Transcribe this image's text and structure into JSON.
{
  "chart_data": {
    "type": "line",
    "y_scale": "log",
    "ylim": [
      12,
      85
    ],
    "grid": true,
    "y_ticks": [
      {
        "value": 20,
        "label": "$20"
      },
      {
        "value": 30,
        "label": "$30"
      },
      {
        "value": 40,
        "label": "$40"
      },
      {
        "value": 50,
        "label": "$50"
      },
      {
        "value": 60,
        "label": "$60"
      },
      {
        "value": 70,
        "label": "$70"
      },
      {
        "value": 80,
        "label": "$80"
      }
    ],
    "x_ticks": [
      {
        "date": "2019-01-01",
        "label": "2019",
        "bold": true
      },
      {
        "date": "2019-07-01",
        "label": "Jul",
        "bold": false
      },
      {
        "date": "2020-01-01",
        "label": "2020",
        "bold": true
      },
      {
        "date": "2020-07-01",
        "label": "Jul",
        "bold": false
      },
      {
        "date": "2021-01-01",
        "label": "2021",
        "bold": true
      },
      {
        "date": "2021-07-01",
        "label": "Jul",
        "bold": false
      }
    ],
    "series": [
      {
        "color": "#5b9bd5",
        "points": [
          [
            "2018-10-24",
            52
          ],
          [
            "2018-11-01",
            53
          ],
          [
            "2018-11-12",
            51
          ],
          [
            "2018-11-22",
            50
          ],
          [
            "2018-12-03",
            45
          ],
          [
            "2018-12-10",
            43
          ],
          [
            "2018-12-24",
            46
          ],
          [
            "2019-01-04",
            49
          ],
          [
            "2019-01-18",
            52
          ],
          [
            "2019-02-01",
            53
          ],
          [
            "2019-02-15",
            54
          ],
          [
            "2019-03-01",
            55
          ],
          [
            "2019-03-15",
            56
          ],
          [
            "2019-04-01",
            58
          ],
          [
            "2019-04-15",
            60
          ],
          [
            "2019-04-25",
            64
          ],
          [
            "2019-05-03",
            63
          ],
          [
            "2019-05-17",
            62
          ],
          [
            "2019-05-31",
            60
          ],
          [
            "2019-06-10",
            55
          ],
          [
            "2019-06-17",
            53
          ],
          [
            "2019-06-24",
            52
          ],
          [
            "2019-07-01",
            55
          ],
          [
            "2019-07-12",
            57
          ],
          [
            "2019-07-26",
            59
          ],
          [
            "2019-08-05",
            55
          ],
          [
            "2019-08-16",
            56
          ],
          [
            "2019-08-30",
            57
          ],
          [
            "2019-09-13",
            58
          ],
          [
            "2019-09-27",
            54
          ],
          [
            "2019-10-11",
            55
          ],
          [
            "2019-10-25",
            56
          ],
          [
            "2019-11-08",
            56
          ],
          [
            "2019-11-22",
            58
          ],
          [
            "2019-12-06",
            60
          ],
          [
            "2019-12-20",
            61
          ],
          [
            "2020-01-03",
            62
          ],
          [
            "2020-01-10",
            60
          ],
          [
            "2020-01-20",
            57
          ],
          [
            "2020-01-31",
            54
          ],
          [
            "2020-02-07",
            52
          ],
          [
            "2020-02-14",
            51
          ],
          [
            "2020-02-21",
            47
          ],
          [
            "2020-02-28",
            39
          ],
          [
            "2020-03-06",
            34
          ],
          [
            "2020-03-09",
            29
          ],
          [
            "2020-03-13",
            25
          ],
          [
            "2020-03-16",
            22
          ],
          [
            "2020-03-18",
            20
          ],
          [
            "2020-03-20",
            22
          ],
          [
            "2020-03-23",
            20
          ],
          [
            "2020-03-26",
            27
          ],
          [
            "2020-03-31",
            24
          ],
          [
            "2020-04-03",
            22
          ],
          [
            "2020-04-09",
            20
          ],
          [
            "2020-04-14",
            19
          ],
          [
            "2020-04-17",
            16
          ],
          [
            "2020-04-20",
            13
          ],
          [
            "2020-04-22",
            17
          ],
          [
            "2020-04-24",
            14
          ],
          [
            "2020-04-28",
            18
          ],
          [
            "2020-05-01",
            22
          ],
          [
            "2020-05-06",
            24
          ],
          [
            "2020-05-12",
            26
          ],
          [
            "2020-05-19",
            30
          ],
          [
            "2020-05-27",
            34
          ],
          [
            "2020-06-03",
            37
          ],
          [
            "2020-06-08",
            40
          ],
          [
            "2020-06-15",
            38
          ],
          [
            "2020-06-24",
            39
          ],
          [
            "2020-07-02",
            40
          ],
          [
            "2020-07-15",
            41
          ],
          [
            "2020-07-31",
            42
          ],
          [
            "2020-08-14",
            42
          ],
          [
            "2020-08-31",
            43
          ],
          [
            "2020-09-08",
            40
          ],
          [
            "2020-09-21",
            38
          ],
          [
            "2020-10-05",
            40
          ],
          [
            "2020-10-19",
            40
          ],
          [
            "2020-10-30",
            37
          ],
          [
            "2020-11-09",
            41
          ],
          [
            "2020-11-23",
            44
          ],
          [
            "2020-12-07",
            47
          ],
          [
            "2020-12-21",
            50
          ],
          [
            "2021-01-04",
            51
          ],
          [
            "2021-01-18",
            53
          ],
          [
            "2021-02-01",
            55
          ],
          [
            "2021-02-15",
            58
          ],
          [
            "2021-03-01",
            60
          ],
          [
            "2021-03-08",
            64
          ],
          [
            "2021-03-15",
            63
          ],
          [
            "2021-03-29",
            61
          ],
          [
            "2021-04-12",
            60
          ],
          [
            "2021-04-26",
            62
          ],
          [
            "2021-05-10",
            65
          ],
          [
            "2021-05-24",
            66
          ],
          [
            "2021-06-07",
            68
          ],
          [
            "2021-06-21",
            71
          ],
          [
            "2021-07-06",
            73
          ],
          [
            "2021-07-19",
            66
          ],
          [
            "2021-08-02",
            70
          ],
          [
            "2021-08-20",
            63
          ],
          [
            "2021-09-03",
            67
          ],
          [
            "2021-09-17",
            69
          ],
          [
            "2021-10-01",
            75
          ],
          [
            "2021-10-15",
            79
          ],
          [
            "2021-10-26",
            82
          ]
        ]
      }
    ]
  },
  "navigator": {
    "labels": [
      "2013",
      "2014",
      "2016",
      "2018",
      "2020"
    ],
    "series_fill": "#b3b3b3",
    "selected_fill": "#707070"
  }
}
---*---
▶ _DIRECTIONS FOR THIS TASK_
Pull out all lines containing the word "date" from the entries above.

▶ _EXERCISE SOLUTION_
        "date": "2019-01-01",
        "date": "2019-07-01",
        "date": "2020-01-01",
        "date": "2020-07-01",
        "date": "2021-01-01",
        "date": "2021-07-01",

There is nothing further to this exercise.